THE EXERCISE:
Will you extract the entries word for word? Images should not appear in the copy.

GIVEN RECORDS:

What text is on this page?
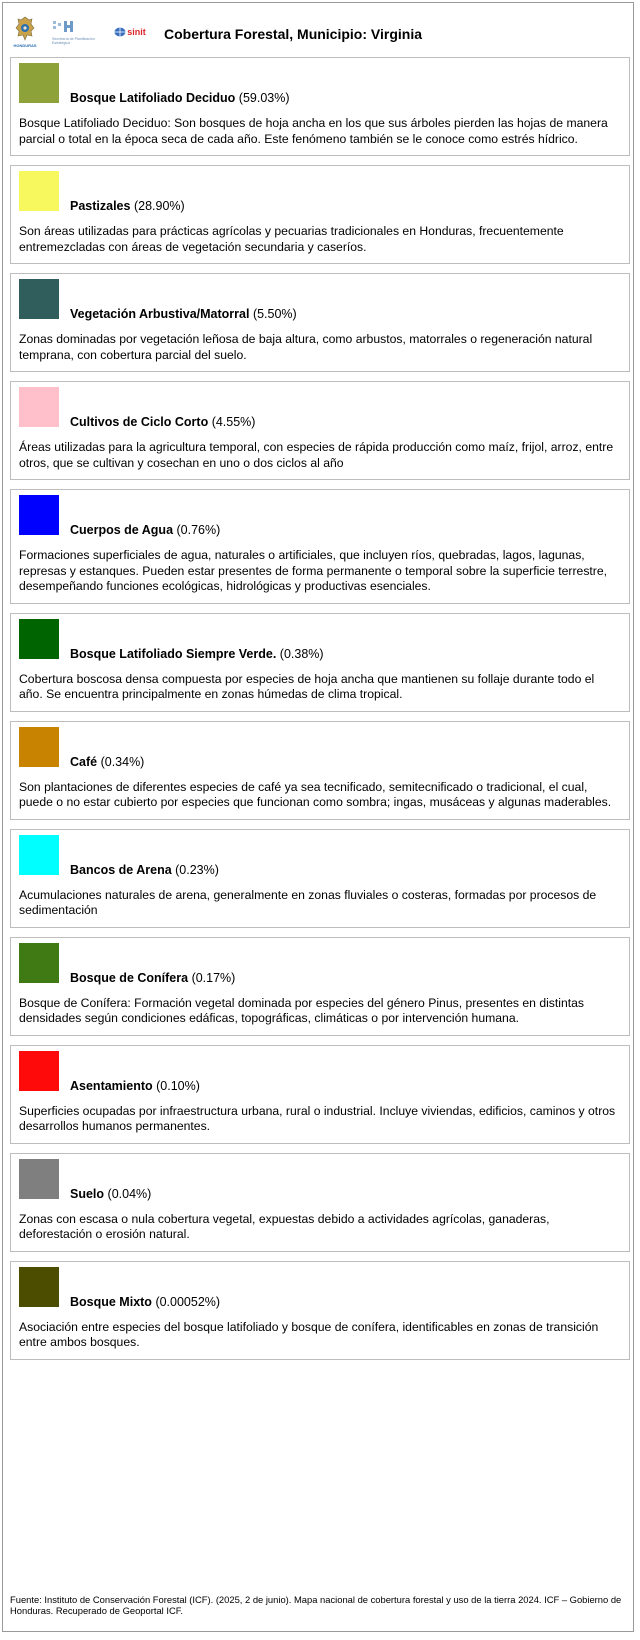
HONDURAS
Secretaría de Planificación Estratégica
sinit Cobertura Forestal, Municipio: Virginia
Bosque Latifoliado Deciduo (59.03%)
Bosque Latifoliado Deciduo: Son bosques de hoja ancha en los que sus árboles pierden las hojas de manera parcial o total en la época seca de cada año. Este fenómeno también se le conoce como estrés hídrico.
Pastizales (28.90%)
Son áreas utilizadas para prácticas agrícolas y pecuarias tradicionales en Honduras, frecuentemente entremezcladas con áreas de vegetación secundaria y caseríos.
Vegetación Arbustiva/Matorral (5.50%)
Zonas dominadas por vegetación leñosa de baja altura, como arbustos, matorrales o regeneración natural temprana, con cobertura parcial del suelo.
Cultivos de Ciclo Corto (4.55%)
Áreas utilizadas para la agricultura temporal, con especies de rápida producción como maíz, frijol, arroz, entre otros, que se cultivan y cosechan en uno o dos ciclos al año
Cuerpos de Agua (0.76%)
Formaciones superficiales de agua, naturales o artificiales, que incluyen ríos, quebradas, lagos, lagunas, represas y estanques. Pueden estar presentes de forma permanente o temporal sobre la superficie terrestre, desempeñando funciones ecológicas, hidrológicas y productivas esenciales.
Bosque Latifoliado Siempre Verde. (0.38%)
Cobertura boscosa densa compuesta por especies de hoja ancha que mantienen su follaje durante todo el año. Se encuentra principalmente en zonas húmedas de clima tropical.
Café (0.34%)
Son plantaciones de diferentes especies de café ya sea tecnificado, semitecnificado o tradicional, el cual, puede o no estar cubierto por especies que funcionan como sombra; ingas, musáceas y algunas maderables.
Bancos de Arena (0.23%)
Acumulaciones naturales de arena, generalmente en zonas fluviales o costeras, formadas por procesos de sedimentación
Bosque de Conífera (0.17%)
Bosque de Conífera: Formación vegetal dominada por especies del género Pinus, presentes en distintas densidades según condiciones edáficas, topográficas, climáticas o por intervención humana.
Asentamiento (0.10%)
Superficies ocupadas por infraestructura urbana, rural o industrial. Incluye viviendas, edificios, caminos y otros desarrollos humanos permanentes.
Suelo (0.04%)
Zonas con escasa o nula cobertura vegetal, expuestas debido a actividades agrícolas, ganaderas, deforestación o erosión natural.
Bosque Mixto (0.00052%)
Asociación entre especies del bosque latifoliado y bosque de conífera, identificables en zonas de transición entre ambos bosques.
Fuente: Instituto de Conservación Forestal (ICF). (2025, 2 de junio). Mapa nacional de cobertura forestal y uso de la tierra 2024. ICF – Gobierno de Honduras. Recuperado de Geoportal ICF.
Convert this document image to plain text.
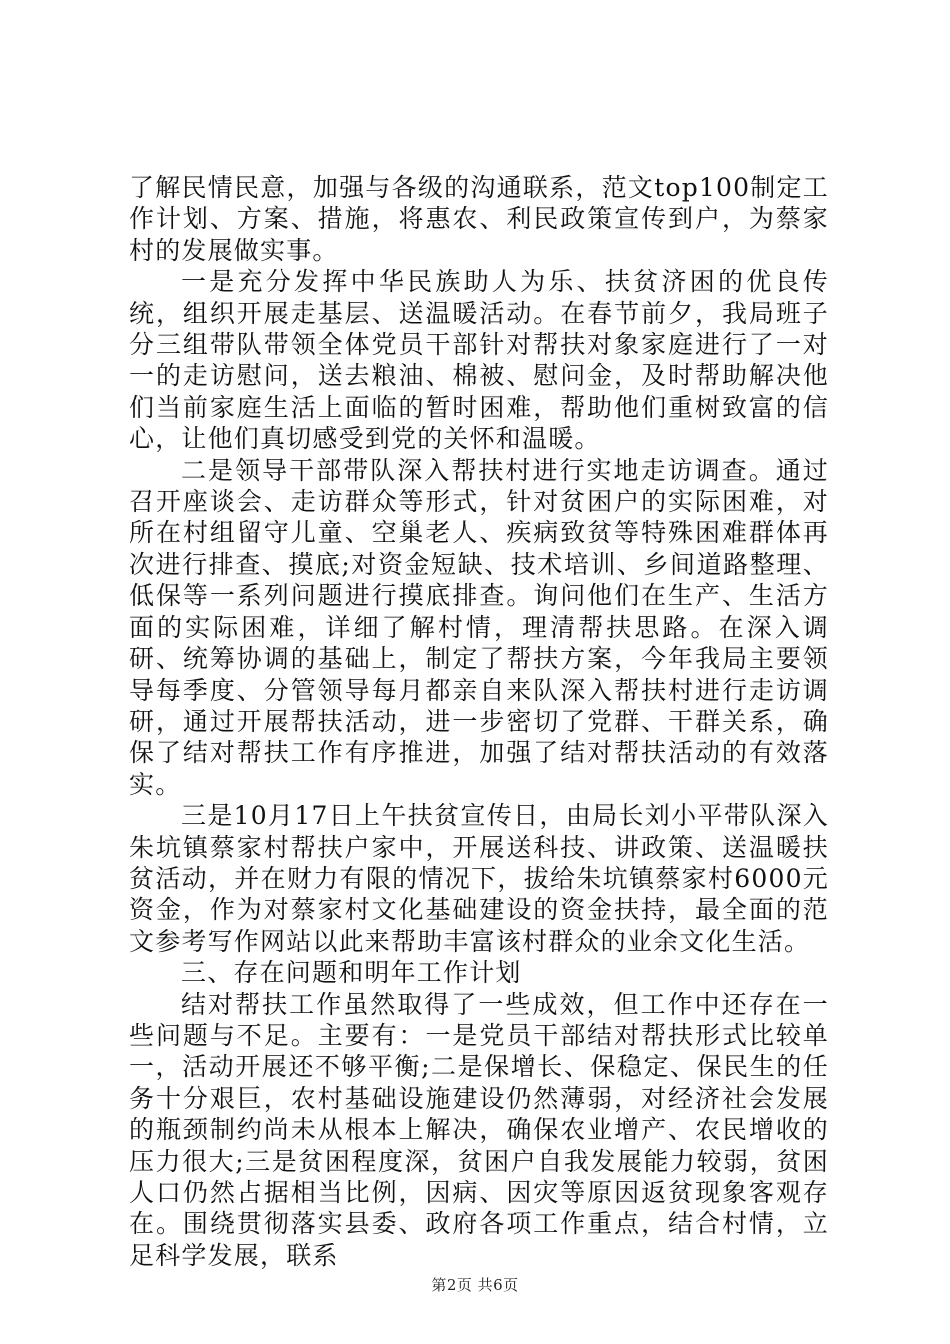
了解民情民意，加强与各级的沟通联系，范文top100制定工作计划、方案、措施，将惠农、利民政策宣传到户，为蔡家村的发展做实事。

一是充分发挥中华民族助人为乐、扶贫济困的优良传统，组织开展走基层、送温暖活动。在春节前夕，我局班子分三组带队带领全体党员干部针对帮扶对象家庭进行了一对一的走访慰问，送去粮油、棉被、慰问金，及时帮助解决他们当前家庭生活上面临的暂时困难，帮助他们重树致富的信心，让他们真切感受到党的关怀和温暖。

二是领导干部带队深入帮扶村进行实地走访调查。通过召开座谈会、走访群众等形式，针对贫困户的实际困难，对所在村组留守儿童、空巢老人、疾病致贫等特殊困难群体再次进行排查、摸底;对资金短缺、技术培训、乡间道路整理、低保等一系列问题进行摸底排查。询问他们在生产、生活方面的实际困难，详细了解村情，理清帮扶思路。在深入调研、统筹协调的基础上，制定了帮扶方案，今年我局主要领导每季度、分管领导每月都亲自来队深入帮扶村进行走访调研，通过开展帮扶活动，进一步密切了党群、干群关系，确保了结对帮扶工作有序推进，加强了结对帮扶活动的有效落实。

三是10月17日上午扶贫宣传日，由局长刘小平带队深入朱坑镇蔡家村帮扶户家中，开展送科技、讲政策、送温暖扶贫活动，并在财力有限的情况下，拔给朱坑镇蔡家村6000元资金，作为对蔡家村文化基础建设的资金扶持，最全面的范文参考写作网站以此来帮助丰富该村群众的业余文化生活。

三、存在问题和明年工作计划

结对帮扶工作虽然取得了一些成效，但工作中还存在一些问题与不足。主要有：一是党员干部结对帮扶形式比较单一，活动开展还不够平衡;二是保增长、保稳定、保民生的任务十分艰巨，农村基础设施建设仍然薄弱，对经济社会发展的瓶颈制约尚未从根本上解决，确保农业增产、农民增收的压力很大;三是贫困程度深，贫困户自我发展能力较弱，贫困人口仍然占据相当比例，因病、因灾等原因返贫现象客观存在。围绕贯彻落实县委、政府各项工作重点，结合村情，立足科学发展，联系

第2页 共6页
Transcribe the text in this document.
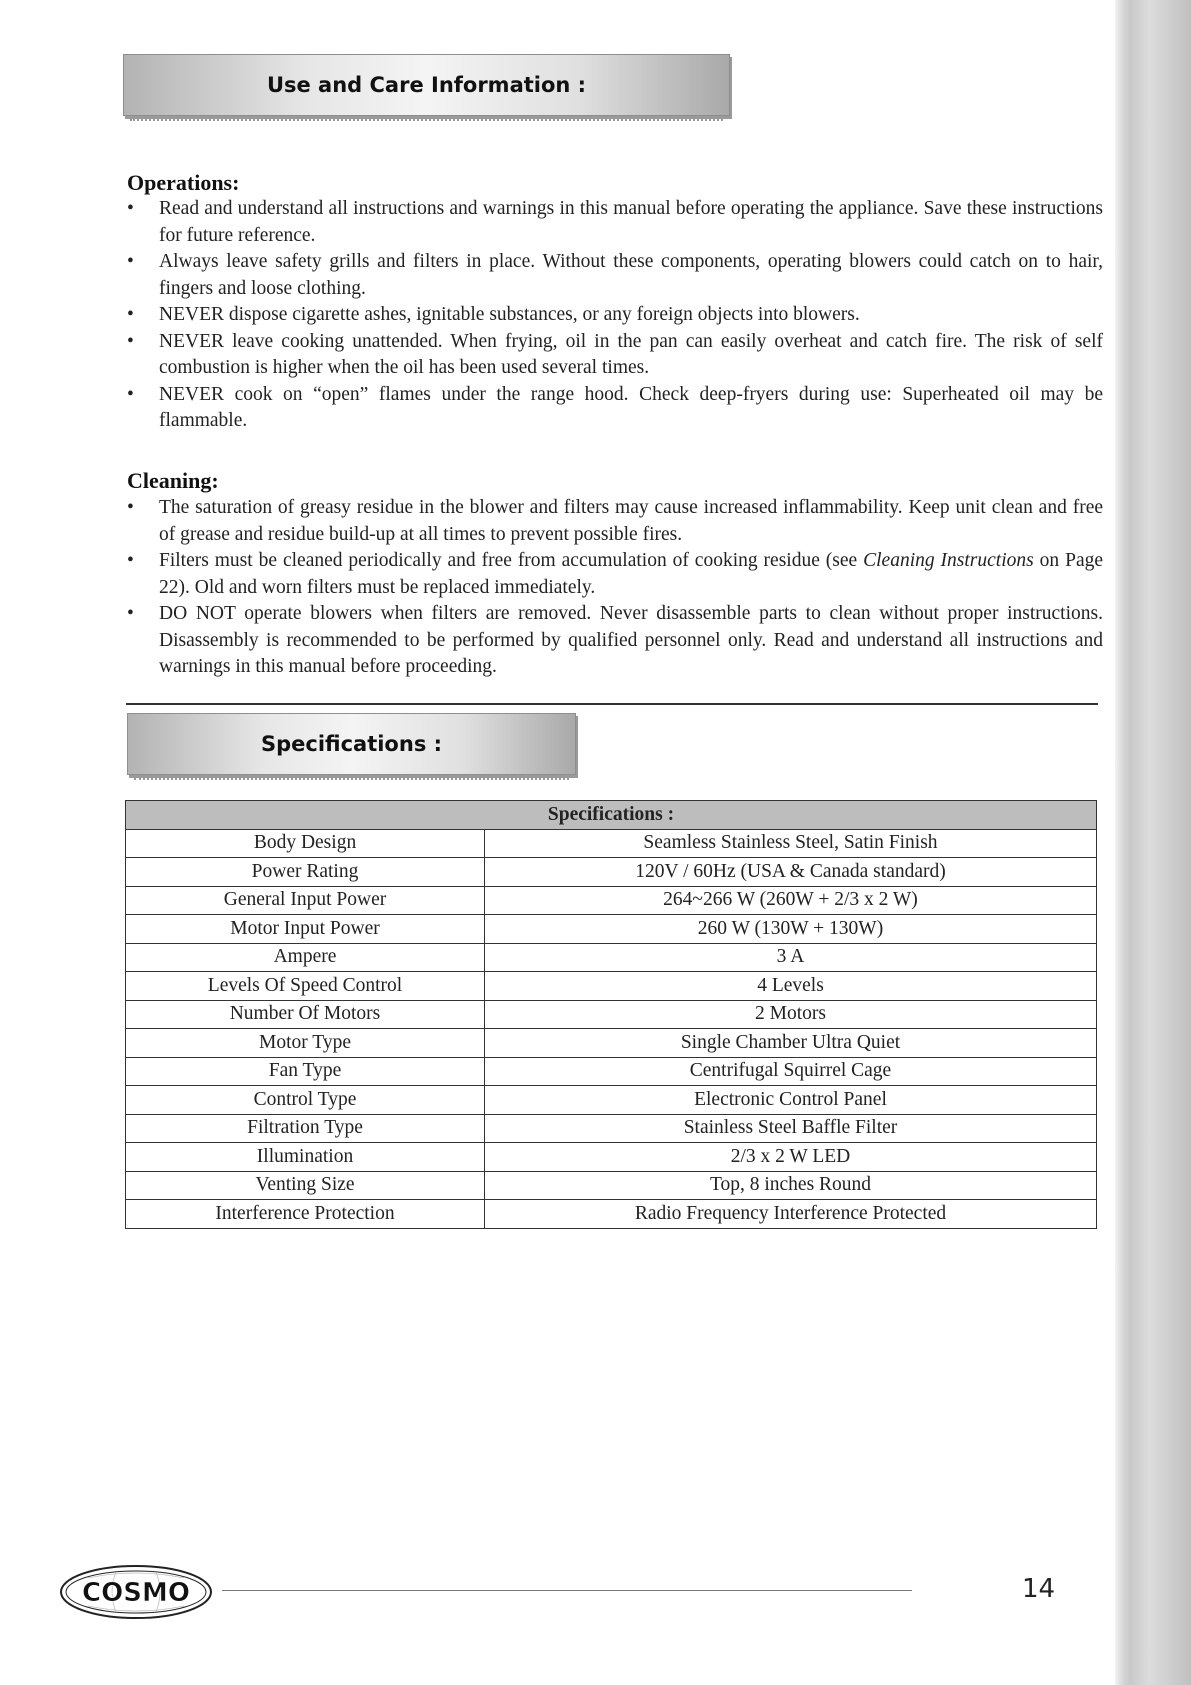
Use and Care Information :
Operations:
• Read and understand all instructions and warnings in this manual before operating the appliance. Save these instructions for future reference.
• Always leave safety grills and filters in place. Without these components, operating blowers could catch on to hair, fingers and loose clothing.
• NEVER dispose cigarette ashes, ignitable substances, or any foreign objects into blowers.
• NEVER leave cooking unattended. When frying, oil in the pan can easily overheat and catch fire. The risk of self combustion is higher when the oil has been used several times.
• NEVER cook on “open” flames under the range hood. Check deep-fryers during use: Superheated oil may be flammable.
Cleaning:
• The saturation of greasy residue in the blower and filters may cause increased inflammability. Keep unit clean and free of grease and residue build-up at all times to prevent possible fires.
• Filters must be cleaned periodically and free from accumulation of cooking residue (see Cleaning Instructions on Page 22). Old and worn filters must be replaced immediately.
• DO NOT operate blowers when filters are removed. Never disassemble parts to clean without proper instructions. Disassembly is recommended to be performed by qualified personnel only. Read and understand all instructions and warnings in this manual before proceeding.
Specifications :
Specifications :	
Body Design	Seamless Stainless Steel, Satin Finish
Power Rating	120V / 60Hz (USA & Canada standard)
General Input Power	264~266 W (260W + 2/3 x 2 W)
Motor Input Power	260 W (130W + 130W)
Ampere	3 A
Levels Of Speed Control	4 Levels
Number Of Motors	2 Motors
Motor Type	Single Chamber Ultra Quiet
Fan Type	Centrifugal Squirrel Cage
Control Type	Electronic Control Panel
Filtration Type	Stainless Steel Baffle Filter
Illumination	2/3 x 2 W LED
Venting Size	Top, 8 inches Round
Interference Protection	Radio Frequency Interference Protected
COSMO	14
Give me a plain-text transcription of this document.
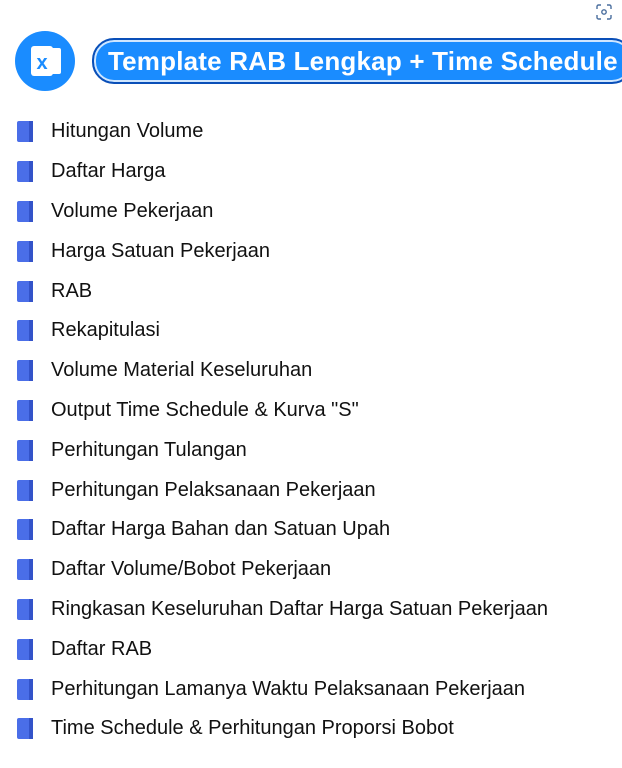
x	Template RAB Lengkap + Time Schedule
Hitungan Volume
Daftar Harga
Volume Pekerjaan
Harga Satuan Pekerjaan
RAB
Rekapitulasi
Volume Material Keseluruhan
Output Time Schedule & Kurva "S"
Perhitungan Tulangan
Perhitungan Pelaksanaan Pekerjaan
Daftar Harga Bahan dan Satuan Upah
Daftar Volume/Bobot Pekerjaan
Ringkasan Keseluruhan Daftar Harga Satuan Pekerjaan
Daftar RAB
Perhitungan Lamanya Waktu Pelaksanaan Pekerjaan
Time Schedule & Perhitungan Proporsi Bobot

OUTPUT FOR THIS EXERCISE:
What text is on this page?
HONDURAS
Secretaría de Planificación Estratégica
sinit Cobertura Forestal, Municipio: Virginia
Bosque Latifoliado Deciduo (59.03%)
Bosque Latifoliado Deciduo: Son bosques de hoja ancha en los que sus árboles pierden las hojas de manera parcial o total en la época seca de cada año. Este fenómeno también se le conoce como estrés hídrico.
Pastizales (28.90%)
Son áreas utilizadas para prácticas agrícolas y pecuarias tradicionales en Honduras, frecuentemente entremezcladas con áreas de vegetación secundaria y caseríos.
Vegetación Arbustiva/Matorral (5.50%)
Zonas dominadas por vegetación leñosa de baja altura, como arbustos, matorrales o regeneración natural temprana, con cobertura parcial del suelo.
Cultivos de Ciclo Corto (4.55%)
Áreas utilizadas para la agricultura temporal, con especies de rápida producción como maíz, frijol, arroz, entre otros, que se cultivan y cosechan en uno o dos ciclos al año
Cuerpos de Agua (0.76%)
Formaciones superficiales de agua, naturales o artificiales, que incluyen ríos, quebradas, lagos, lagunas, represas y estanques. Pueden estar presentes de forma permanente o temporal sobre la superficie terrestre, desempeñando funciones ecológicas, hidrológicas y productivas esenciales.
Bosque Latifoliado Siempre Verde. (0.38%)
Cobertura boscosa densa compuesta por especies de hoja ancha que mantienen su follaje durante todo el año. Se encuentra principalmente en zonas húmedas de clima tropical.
Café (0.34%)
Son plantaciones de diferentes especies de café ya sea tecnificado, semitecnificado o tradicional, el cual, puede o no estar cubierto por especies que funcionan como sombra; ingas, musáceas y algunas maderables.
Bancos de Arena (0.23%)
Acumulaciones naturales de arena, generalmente en zonas fluviales o costeras, formadas por procesos de sedimentación
Bosque de Conífera (0.17%)
Bosque de Conífera: Formación vegetal dominada por especies del género Pinus, presentes en distintas densidades según condiciones edáficas, topográficas, climáticas o por intervención humana.
Asentamiento (0.10%)
Superficies ocupadas por infraestructura urbana, rural o industrial. Incluye viviendas, edificios, caminos y otros desarrollos humanos permanentes.
Suelo (0.04%)
Zonas con escasa o nula cobertura vegetal, expuestas debido a actividades agrícolas, ganaderas, deforestación o erosión natural.
Bosque Mixto (0.00052%)
Asociación entre especies del bosque latifoliado y bosque de conífera, identificables en zonas de transición entre ambos bosques.
Fuente: Instituto de Conservación Forestal (ICF). (2025, 2 de junio). Mapa nacional de cobertura forestal y uso de la tierra 2024. ICF – Gobierno de Honduras. Recuperado de Geoportal ICF.
Convert this document image to plain text.
了解民情民意，加强与各级的沟通联系，范文top100制定工作计划、方案、措施，将惠农、利民政策宣传到户，为蔡家村的发展做实事。

一是充分发挥中华民族助人为乐、扶贫济困的优良传统，组织开展走基层、送温暖活动。在春节前夕，我局班子分三组带队带领全体党员干部针对帮扶对象家庭进行了一对一的走访慰问，送去粮油、棉被、慰问金，及时帮助解决他们当前家庭生活上面临的暂时困难，帮助他们重树致富的信心，让他们真切感受到党的关怀和温暖。

二是领导干部带队深入帮扶村进行实地走访调查。通过召开座谈会、走访群众等形式，针对贫困户的实际困难，对所在村组留守儿童、空巢老人、疾病致贫等特殊困难群体再次进行排查、摸底;对资金短缺、技术培训、乡间道路整理、低保等一系列问题进行摸底排查。询问他们在生产、生活方面的实际困难，详细了解村情，理清帮扶思路。在深入调研、统筹协调的基础上，制定了帮扶方案，今年我局主要领导每季度、分管领导每月都亲自来队深入帮扶村进行走访调研，通过开展帮扶活动，进一步密切了党群、干群关系，确保了结对帮扶工作有序推进，加强了结对帮扶活动的有效落实。

三是10月17日上午扶贫宣传日，由局长刘小平带队深入朱坑镇蔡家村帮扶户家中，开展送科技、讲政策、送温暖扶贫活动，并在财力有限的情况下，拔给朱坑镇蔡家村6000元资金，作为对蔡家村文化基础建设的资金扶持，最全面的范文参考写作网站以此来帮助丰富该村群众的业余文化生活。

三、存在问题和明年工作计划

结对帮扶工作虽然取得了一些成效，但工作中还存在一些问题与不足。主要有：一是党员干部结对帮扶形式比较单一，活动开展还不够平衡;二是保增长、保稳定、保民生的任务十分艰巨，农村基础设施建设仍然薄弱，对经济社会发展的瓶颈制约尚未从根本上解决，确保农业增产、农民增收的压力很大;三是贫困程度深，贫困户自我发展能力较弱，贫困人口仍然占据相当比例，因病、因灾等原因返贫现象客观存在。围绕贯彻落实县委、政府各项工作重点，结合村情，立足科学发展，联系

第2页 共6页
Transcribe the text in this document.
Use and Care Information :
Operations:
• Read and understand all instructions and warnings in this manual before operating the appliance. Save these instructions for future reference.
• Always leave safety grills and filters in place. Without these components, operating blowers could catch on to hair, fingers and loose clothing.
• NEVER dispose cigarette ashes, ignitable substances, or any foreign objects into blowers.
• NEVER leave cooking unattended. When frying, oil in the pan can easily overheat and catch fire. The risk of self combustion is higher when the oil has been used several times.
• NEVER cook on “open” flames under the range hood. Check deep-fryers during use: Superheated oil may be flammable.
Cleaning:
• The saturation of greasy residue in the blower and filters may cause increased inflammability. Keep unit clean and free of grease and residue build-up at all times to prevent possible fires.
• Filters must be cleaned periodically and free from accumulation of cooking residue (see Cleaning Instructions on Page 22). Old and worn filters must be replaced immediately.
• DO NOT operate blowers when filters are removed. Never disassemble parts to clean without proper instructions. Disassembly is recommended to be performed by qualified personnel only. Read and understand all instructions and warnings in this manual before proceeding.
Specifications :
Specifications :	
Body Design	Seamless Stainless Steel, Satin Finish
Power Rating	120V / 60Hz (USA & Canada standard)
General Input Power	264~266 W (260W + 2/3 x 2 W)
Motor Input Power	260 W (130W + 130W)
Ampere	3 A
Levels Of Speed Control	4 Levels
Number Of Motors	2 Motors
Motor Type	Single Chamber Ultra Quiet
Fan Type	Centrifugal Squirrel Cage
Control Type	Electronic Control Panel
Filtration Type	Stainless Steel Baffle Filter
Illumination	2/3 x 2 W LED
Venting Size	Top, 8 inches Round
Interference Protection	Radio Frequency Interference Protected
COSMO	14
Give me a plain-text transcription of this document.
x	Template RAB Lengkap + Time Schedule
Hitungan Volume
Daftar Harga
Volume Pekerjaan
Harga Satuan Pekerjaan
RAB
Rekapitulasi
Volume Material Keseluruhan
Output Time Schedule & Kurva "S"
Perhitungan Tulangan
Perhitungan Pelaksanaan Pekerjaan
Daftar Harga Bahan dan Satuan Upah
Daftar Volume/Bobot Pekerjaan
Ringkasan Keseluruhan Daftar Harga Satuan Pekerjaan
Daftar RAB
Perhitungan Lamanya Waktu Pelaksanaan Pekerjaan
Time Schedule & Perhitungan Proporsi Bobot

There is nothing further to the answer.